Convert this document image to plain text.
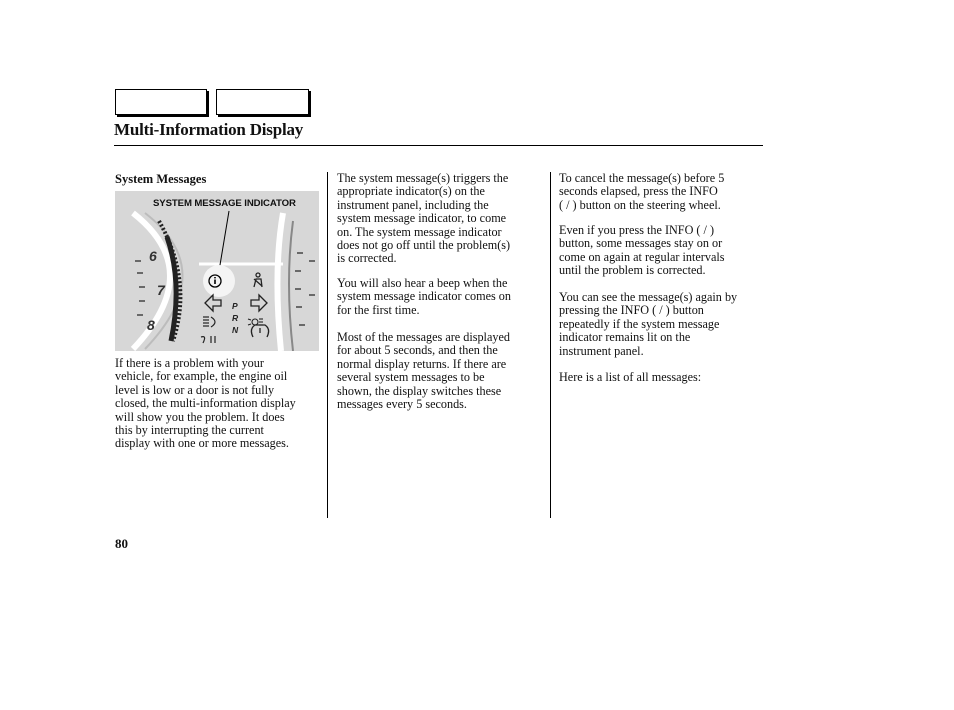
Multi-Information Display
System Messages
6
7
8
P
R
N
SYSTEM MESSAGE INDICATOR

If there is a problem with your
vehicle, for example, the engine oil
level is low or a door is not fully
closed, the multi-information display
will show you the problem. It does
this by interrupting the current
display with one or more messages.

The system message(s) triggers the
appropriate indicator(s) on the
instrument panel, including the
system message indicator, to come
on. The system message indicator
does not go off until the problem(s)
is corrected.

You will also hear a beep when the
system message indicator comes on
for the first time.

Most of the messages are displayed
for about 5 seconds, and then the
normal display returns. If there are
several system messages to be
shown, the display switches these
messages every 5 seconds.

To cancel the message(s) before 5
seconds elapsed, press the INFO
( / ) button on the steering wheel.

Even if you press the INFO ( / )
button, some messages stay on or
come on again at regular intervals
until the problem is corrected.

You can see the message(s) again by
pressing the INFO ( / ) button
repeatedly if the system message
indicator remains lit on the
instrument panel.

Here is a list of all messages:

80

---+---

== WHAT YOU SHOULD DO ==
Without the pictures, repeat the listing above exactly.

== COMPLETE RESPONSE ==
Convert this document image to plain text.
Multi-Information Display
System Messages
6
7
8
P
R
N
SYSTEM MESSAGE INDICATOR

If there is a problem with your
vehicle, for example, the engine oil
level is low or a door is not fully
closed, the multi-information display
will show you the problem. It does
this by interrupting the current
display with one or more messages.

The system message(s) triggers the
appropriate indicator(s) on the
instrument panel, including the
system message indicator, to come
on. The system message indicator
does not go off until the problem(s)
is corrected.

You will also hear a beep when the
system message indicator comes on
for the first time.

Most of the messages are displayed
for about 5 seconds, and then the
normal display returns. If there are
several system messages to be
shown, the display switches these
messages every 5 seconds.

To cancel the message(s) before 5
seconds elapsed, press the INFO
( / ) button on the steering wheel.

Even if you press the INFO ( / )
button, some messages stay on or
come on again at regular intervals
until the problem is corrected.

You can see the message(s) again by
pressing the INFO ( / ) button
repeatedly if the system message
indicator remains lit on the
instrument panel.

Here is a list of all messages:

80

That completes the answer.